» **Exercise requirements**:
Extract every line that contains the string "是否通过".

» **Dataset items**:

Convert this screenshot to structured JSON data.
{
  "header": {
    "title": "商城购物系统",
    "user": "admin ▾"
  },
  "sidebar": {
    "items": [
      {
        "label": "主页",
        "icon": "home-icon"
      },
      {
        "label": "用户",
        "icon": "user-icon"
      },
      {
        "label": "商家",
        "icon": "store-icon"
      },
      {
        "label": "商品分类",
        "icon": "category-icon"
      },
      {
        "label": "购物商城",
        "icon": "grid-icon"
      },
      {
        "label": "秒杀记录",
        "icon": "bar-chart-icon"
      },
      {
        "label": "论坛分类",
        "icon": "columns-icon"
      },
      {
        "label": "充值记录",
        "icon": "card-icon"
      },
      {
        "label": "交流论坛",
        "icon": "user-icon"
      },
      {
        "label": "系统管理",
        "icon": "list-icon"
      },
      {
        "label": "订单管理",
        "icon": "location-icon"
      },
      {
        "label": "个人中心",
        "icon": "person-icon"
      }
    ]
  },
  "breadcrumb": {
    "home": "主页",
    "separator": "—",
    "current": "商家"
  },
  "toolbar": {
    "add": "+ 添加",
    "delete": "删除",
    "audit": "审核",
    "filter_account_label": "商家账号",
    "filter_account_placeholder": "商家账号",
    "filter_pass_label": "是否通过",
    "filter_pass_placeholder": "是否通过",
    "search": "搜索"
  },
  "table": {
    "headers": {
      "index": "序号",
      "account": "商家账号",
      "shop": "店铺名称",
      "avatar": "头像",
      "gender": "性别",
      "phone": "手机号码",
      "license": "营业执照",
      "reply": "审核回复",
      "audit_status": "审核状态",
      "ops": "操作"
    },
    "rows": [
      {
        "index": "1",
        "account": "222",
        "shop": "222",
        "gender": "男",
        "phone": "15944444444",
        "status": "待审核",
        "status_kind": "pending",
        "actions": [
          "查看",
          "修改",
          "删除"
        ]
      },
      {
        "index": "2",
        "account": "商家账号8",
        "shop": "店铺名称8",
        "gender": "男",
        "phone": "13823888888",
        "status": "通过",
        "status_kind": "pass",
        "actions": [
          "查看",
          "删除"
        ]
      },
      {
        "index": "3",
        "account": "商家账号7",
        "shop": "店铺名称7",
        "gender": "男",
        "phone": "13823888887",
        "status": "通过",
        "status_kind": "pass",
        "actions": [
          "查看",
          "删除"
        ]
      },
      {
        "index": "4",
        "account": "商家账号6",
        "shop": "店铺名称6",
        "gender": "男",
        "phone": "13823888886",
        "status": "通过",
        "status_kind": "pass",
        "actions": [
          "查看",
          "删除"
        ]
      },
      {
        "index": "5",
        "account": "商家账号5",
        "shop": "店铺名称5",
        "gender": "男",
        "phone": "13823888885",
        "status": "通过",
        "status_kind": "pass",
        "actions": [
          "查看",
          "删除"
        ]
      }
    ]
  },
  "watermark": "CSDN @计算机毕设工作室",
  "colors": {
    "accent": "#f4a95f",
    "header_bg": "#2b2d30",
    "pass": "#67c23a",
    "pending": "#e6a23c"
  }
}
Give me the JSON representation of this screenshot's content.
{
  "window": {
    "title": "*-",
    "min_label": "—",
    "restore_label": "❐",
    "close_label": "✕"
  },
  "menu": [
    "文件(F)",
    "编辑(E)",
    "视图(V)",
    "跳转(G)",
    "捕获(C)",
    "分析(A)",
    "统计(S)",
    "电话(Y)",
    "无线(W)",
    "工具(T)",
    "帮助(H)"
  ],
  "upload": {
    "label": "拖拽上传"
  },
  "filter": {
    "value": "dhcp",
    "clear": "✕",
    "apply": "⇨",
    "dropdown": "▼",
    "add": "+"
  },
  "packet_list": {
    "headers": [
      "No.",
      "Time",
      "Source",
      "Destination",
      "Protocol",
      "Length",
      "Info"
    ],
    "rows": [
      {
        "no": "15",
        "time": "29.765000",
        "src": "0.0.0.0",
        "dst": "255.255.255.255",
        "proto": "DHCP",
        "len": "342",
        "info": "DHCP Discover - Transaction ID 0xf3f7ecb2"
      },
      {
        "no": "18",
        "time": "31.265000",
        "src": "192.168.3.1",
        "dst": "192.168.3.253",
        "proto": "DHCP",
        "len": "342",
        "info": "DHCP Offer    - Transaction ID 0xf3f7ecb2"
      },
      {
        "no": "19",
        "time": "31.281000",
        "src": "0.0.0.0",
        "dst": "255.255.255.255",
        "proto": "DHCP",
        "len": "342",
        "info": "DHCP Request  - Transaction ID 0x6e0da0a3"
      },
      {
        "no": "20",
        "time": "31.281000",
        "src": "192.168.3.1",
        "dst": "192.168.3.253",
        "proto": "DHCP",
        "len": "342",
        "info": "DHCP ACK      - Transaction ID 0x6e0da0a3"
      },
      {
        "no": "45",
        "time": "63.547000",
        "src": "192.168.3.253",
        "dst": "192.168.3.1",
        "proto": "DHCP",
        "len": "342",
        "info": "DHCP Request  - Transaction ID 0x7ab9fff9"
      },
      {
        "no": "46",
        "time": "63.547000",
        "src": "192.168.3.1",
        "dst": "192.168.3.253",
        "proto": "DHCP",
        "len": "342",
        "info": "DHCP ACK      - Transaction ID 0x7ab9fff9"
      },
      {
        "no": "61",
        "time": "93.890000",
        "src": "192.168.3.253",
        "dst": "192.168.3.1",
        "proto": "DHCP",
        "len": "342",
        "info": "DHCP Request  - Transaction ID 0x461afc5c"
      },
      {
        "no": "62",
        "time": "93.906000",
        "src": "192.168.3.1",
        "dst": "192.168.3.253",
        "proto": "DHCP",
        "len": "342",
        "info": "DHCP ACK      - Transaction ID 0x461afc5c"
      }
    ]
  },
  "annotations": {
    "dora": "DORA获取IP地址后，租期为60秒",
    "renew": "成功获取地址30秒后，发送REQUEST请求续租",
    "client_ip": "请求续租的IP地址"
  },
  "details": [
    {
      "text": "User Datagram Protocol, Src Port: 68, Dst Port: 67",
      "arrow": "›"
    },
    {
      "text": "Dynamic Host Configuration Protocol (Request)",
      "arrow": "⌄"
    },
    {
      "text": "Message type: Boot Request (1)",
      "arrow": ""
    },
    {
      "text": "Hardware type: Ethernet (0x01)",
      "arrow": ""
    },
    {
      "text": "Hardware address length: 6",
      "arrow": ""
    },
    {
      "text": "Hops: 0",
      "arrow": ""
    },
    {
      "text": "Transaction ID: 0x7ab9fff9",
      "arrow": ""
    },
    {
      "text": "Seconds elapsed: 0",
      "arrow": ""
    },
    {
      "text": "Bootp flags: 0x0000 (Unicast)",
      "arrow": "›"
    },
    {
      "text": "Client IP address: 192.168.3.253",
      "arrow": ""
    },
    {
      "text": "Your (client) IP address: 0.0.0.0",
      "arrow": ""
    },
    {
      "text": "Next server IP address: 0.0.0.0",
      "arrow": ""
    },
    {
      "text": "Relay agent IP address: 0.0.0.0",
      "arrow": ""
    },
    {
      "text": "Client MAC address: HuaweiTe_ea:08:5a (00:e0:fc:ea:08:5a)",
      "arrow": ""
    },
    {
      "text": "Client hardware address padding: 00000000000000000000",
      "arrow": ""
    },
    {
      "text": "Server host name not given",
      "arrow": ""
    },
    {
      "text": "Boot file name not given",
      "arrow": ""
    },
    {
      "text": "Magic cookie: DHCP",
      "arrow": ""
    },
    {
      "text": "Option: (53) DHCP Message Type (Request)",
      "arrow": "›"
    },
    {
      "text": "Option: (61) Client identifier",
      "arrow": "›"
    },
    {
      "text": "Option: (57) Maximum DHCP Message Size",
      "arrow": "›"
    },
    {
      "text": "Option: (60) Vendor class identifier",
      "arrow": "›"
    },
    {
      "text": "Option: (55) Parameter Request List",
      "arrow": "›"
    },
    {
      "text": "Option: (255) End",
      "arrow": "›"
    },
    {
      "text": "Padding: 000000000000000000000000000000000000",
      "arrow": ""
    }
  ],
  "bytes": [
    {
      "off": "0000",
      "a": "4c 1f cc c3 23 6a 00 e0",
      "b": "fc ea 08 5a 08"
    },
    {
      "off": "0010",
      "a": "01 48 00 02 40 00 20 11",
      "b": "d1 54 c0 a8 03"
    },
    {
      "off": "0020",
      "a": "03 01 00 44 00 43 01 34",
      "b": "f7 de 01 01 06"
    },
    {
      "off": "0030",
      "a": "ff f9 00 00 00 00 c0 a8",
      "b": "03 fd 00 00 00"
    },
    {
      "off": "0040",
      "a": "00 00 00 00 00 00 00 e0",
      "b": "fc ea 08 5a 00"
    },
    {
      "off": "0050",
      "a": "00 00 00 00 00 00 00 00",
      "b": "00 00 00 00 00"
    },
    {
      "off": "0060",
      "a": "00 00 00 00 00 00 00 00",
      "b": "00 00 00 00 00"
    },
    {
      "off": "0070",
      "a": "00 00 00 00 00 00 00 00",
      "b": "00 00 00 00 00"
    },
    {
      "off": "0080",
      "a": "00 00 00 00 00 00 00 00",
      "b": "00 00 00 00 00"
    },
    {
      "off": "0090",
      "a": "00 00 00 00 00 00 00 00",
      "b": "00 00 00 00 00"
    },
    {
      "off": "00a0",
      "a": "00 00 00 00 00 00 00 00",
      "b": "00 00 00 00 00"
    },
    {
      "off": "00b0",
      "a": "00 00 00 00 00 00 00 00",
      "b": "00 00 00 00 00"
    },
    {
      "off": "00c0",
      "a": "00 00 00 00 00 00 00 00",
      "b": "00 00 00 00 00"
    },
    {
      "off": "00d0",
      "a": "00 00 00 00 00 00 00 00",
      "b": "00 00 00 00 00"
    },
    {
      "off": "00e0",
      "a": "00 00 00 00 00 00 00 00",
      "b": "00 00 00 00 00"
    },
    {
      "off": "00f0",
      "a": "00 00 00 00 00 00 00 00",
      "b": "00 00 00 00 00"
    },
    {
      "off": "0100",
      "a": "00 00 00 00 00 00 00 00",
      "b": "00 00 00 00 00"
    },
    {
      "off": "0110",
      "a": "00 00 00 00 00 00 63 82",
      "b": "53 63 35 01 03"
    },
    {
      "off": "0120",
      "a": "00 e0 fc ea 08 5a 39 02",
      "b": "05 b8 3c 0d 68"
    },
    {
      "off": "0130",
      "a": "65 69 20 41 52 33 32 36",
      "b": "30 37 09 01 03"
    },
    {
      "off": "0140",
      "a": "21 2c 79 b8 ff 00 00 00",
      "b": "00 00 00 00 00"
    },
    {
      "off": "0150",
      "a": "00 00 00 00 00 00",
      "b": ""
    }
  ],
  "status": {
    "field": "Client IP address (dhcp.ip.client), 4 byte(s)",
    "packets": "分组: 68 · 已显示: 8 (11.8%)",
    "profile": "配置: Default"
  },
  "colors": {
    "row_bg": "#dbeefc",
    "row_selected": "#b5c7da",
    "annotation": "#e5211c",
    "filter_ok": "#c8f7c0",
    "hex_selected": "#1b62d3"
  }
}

» **Result**:
    "filter_pass_label": "是否通过",
    "filter_pass_placeholder": "是否通过",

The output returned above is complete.